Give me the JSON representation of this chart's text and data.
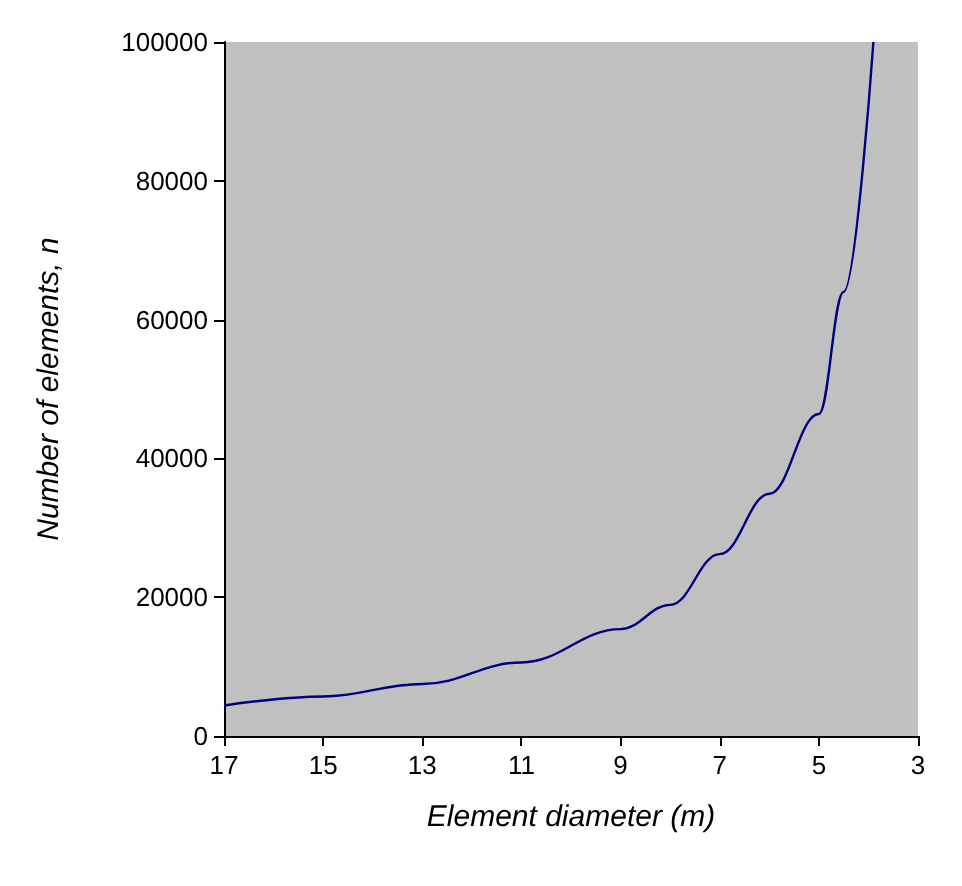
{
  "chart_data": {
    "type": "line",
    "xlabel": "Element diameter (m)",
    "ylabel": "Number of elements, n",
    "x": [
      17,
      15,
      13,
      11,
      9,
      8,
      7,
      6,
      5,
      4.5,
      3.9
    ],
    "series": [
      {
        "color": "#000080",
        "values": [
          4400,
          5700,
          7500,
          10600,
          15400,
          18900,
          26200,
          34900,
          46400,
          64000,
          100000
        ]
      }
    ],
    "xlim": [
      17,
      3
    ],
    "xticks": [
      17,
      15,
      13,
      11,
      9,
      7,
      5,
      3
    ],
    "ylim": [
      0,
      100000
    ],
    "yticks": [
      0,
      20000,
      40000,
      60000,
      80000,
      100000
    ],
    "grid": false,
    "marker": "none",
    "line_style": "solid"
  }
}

* * *

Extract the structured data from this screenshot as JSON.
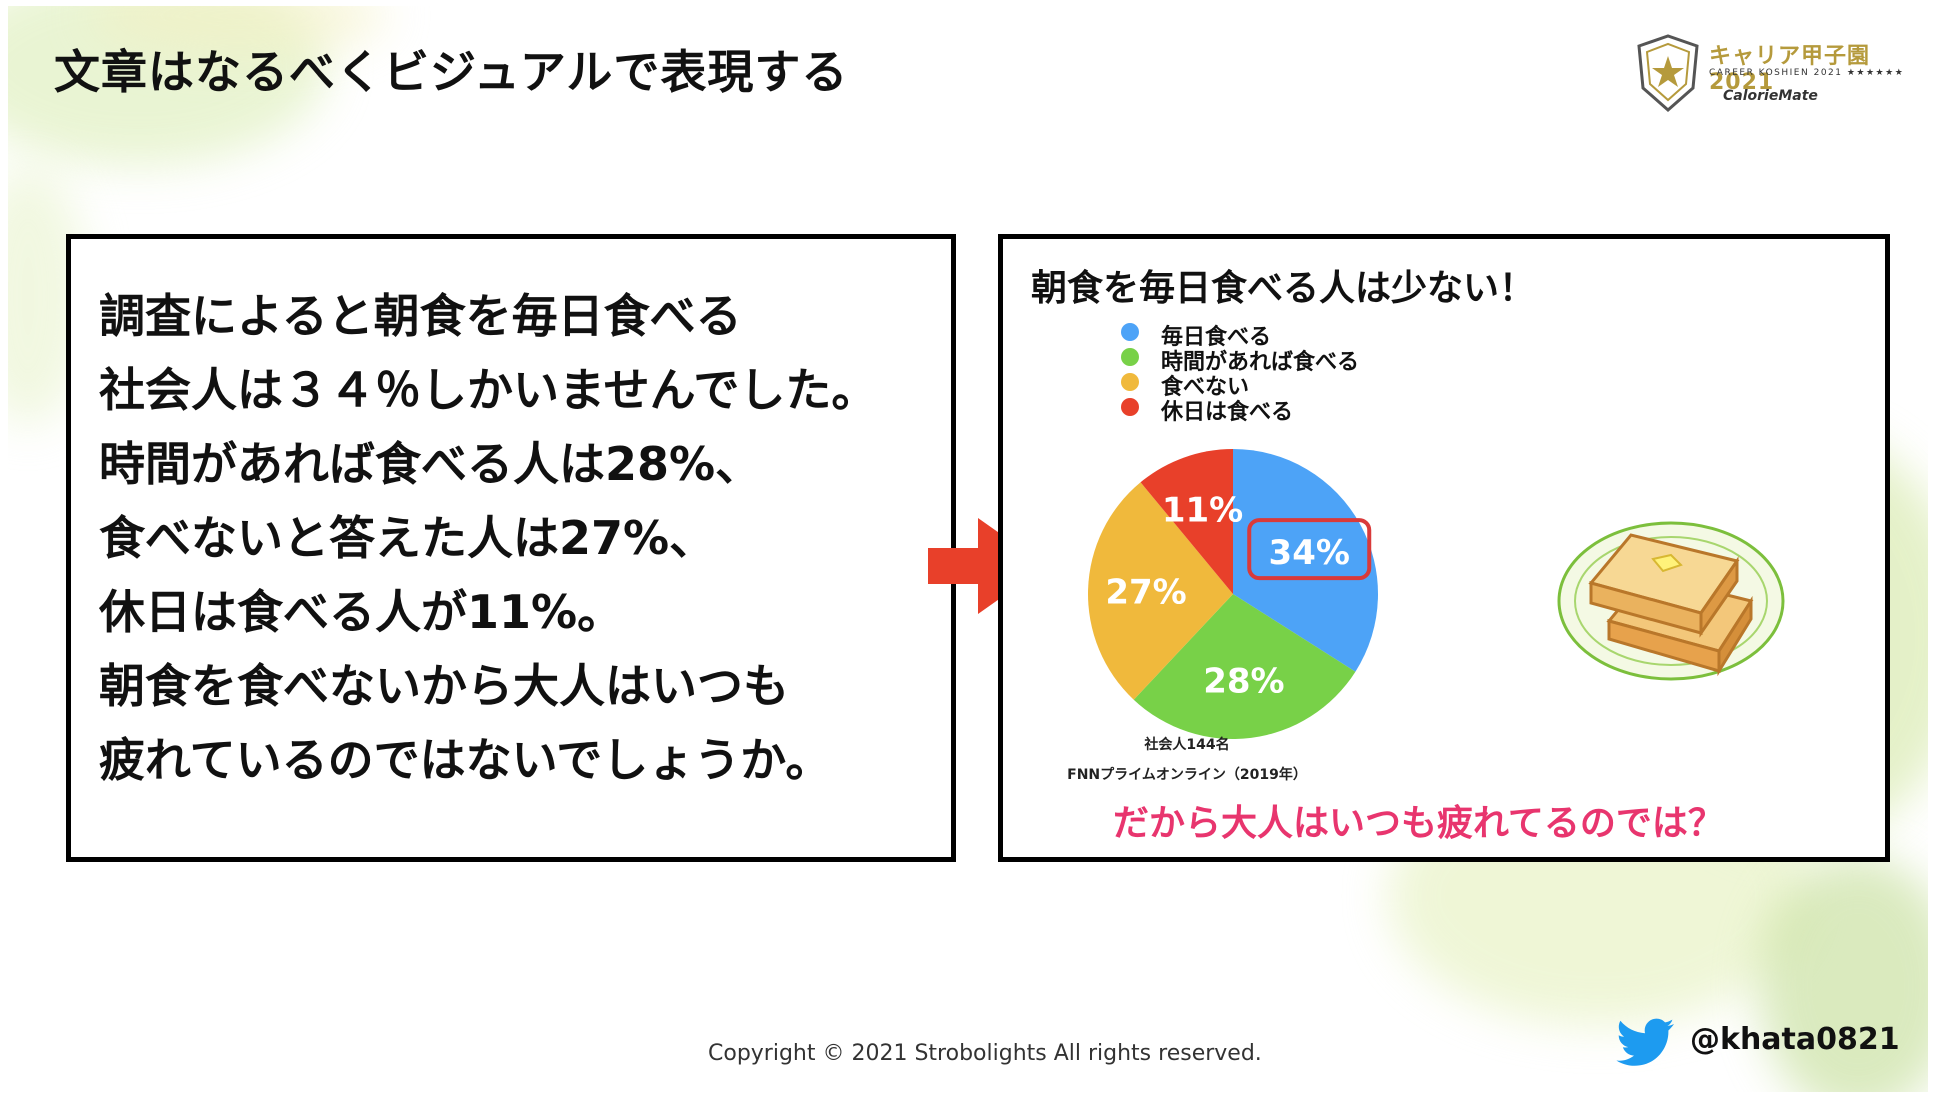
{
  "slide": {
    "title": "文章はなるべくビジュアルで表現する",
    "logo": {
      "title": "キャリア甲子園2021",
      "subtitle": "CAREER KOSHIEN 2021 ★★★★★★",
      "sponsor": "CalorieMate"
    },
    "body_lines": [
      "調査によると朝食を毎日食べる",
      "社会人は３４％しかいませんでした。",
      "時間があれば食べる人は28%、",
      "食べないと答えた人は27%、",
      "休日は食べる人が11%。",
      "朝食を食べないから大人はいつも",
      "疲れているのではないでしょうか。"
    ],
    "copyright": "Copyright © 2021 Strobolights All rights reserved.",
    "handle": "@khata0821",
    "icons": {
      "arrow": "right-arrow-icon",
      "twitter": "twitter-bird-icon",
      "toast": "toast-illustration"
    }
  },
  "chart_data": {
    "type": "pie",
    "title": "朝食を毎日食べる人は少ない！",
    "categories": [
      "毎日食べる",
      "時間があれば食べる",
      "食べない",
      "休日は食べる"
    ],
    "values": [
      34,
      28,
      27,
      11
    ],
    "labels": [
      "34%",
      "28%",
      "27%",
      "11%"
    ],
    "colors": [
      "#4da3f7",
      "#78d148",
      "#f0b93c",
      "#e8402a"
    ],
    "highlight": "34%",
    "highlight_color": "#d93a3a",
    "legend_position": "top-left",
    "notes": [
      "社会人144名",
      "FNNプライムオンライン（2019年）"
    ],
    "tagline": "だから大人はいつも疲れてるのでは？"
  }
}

Problem statement → Determine how many lines include the string "JSON". Give no answer but the number.

Response for this exercise → 2